# Start of Data for processing

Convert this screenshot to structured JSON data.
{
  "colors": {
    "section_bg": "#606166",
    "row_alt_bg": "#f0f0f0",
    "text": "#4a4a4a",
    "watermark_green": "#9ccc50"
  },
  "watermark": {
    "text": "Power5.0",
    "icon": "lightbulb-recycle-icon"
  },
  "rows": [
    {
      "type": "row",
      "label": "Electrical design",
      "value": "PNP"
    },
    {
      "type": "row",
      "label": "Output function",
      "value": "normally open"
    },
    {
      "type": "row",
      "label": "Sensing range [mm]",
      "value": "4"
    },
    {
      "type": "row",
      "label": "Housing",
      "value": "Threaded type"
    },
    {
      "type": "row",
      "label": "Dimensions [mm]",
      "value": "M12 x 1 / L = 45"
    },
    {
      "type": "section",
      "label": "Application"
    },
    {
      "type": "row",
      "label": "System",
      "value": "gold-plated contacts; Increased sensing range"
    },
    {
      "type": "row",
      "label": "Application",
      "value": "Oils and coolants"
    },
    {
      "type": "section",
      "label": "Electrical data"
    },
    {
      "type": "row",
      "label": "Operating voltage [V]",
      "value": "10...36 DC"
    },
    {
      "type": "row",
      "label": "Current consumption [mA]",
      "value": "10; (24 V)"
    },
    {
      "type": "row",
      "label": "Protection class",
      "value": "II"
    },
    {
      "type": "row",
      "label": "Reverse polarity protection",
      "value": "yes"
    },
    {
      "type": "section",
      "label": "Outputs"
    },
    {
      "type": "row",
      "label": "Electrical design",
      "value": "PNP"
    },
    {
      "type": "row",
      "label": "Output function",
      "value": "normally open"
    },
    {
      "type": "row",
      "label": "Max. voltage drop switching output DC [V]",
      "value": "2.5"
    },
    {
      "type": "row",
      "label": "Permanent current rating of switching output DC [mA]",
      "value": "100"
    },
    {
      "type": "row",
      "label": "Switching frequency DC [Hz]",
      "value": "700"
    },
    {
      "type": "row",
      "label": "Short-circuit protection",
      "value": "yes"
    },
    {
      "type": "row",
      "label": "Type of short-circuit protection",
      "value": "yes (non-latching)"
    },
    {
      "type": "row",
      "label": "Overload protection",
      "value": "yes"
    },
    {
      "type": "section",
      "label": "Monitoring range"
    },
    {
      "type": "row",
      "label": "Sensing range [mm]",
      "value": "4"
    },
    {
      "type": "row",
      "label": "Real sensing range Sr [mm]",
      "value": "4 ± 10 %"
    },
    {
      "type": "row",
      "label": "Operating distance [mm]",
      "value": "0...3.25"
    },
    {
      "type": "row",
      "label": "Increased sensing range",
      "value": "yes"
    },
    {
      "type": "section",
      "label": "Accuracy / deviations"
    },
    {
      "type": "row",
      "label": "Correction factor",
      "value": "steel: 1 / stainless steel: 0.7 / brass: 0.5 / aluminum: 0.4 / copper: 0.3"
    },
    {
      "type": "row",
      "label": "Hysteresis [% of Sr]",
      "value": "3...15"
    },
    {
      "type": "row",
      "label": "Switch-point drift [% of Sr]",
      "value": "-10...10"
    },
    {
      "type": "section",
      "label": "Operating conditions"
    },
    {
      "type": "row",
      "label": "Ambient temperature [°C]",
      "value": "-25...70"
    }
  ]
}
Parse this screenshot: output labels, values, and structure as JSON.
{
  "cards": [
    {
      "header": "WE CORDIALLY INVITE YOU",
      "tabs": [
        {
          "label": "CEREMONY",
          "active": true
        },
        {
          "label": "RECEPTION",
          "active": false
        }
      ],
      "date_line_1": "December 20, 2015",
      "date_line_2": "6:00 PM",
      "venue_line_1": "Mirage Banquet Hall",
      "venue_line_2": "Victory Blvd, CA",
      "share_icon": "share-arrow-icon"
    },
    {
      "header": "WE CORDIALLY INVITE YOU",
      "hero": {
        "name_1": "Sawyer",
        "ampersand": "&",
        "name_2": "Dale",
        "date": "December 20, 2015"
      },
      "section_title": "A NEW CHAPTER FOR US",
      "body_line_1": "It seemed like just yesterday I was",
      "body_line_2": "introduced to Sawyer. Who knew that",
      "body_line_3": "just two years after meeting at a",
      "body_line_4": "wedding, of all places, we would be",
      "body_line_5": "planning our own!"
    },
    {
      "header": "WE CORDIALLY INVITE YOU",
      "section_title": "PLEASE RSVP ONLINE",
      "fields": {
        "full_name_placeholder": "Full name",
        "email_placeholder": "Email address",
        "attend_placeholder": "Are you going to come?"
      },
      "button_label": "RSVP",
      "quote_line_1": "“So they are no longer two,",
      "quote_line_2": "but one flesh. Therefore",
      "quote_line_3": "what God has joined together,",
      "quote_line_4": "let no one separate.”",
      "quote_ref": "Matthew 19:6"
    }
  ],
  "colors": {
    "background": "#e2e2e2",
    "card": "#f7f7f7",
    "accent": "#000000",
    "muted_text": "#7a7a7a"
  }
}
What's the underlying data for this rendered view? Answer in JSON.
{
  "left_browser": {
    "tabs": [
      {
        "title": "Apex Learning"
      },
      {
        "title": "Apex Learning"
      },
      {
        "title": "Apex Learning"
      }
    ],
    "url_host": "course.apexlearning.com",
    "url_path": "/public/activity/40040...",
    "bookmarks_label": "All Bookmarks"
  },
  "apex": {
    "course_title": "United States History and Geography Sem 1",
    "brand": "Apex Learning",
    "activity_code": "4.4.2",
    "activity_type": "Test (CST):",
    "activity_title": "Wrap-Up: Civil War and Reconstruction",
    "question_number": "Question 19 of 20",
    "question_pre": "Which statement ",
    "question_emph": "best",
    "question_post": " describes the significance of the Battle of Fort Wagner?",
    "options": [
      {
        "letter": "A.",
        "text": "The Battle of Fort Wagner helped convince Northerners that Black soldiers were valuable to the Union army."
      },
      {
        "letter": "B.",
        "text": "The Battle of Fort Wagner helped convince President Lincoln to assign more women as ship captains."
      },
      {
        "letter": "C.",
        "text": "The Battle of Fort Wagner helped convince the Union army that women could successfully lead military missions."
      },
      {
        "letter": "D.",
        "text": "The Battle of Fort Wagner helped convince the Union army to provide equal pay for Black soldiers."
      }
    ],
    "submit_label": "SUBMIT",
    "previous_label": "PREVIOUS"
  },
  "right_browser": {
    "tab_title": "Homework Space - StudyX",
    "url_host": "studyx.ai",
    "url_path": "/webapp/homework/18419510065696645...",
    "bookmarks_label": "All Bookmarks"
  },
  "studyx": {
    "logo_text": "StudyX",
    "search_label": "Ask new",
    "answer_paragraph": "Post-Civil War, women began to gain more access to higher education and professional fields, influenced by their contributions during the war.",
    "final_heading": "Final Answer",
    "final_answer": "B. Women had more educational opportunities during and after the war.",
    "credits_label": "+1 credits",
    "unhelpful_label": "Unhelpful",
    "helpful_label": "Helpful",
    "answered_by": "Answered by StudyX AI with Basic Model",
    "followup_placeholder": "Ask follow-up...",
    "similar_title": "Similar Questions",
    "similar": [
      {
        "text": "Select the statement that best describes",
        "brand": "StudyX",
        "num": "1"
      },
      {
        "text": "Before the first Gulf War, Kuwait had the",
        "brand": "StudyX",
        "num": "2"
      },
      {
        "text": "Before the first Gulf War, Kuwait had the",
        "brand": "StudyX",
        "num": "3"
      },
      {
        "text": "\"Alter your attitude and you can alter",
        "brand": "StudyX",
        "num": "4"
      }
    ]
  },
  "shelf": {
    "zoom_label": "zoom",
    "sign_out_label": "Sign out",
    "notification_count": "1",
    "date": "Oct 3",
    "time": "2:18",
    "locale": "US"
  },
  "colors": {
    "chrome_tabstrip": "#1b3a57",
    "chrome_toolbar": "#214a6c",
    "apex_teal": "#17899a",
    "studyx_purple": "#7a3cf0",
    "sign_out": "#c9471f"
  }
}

# End of Data for processing

◆ **What this task involves**
Reproduce every line from the entries that holds the word "icon".

◆ **Exercise solution**
    "icon": "lightbulb-recycle-icon"
      "share_icon": "share-arrow-icon"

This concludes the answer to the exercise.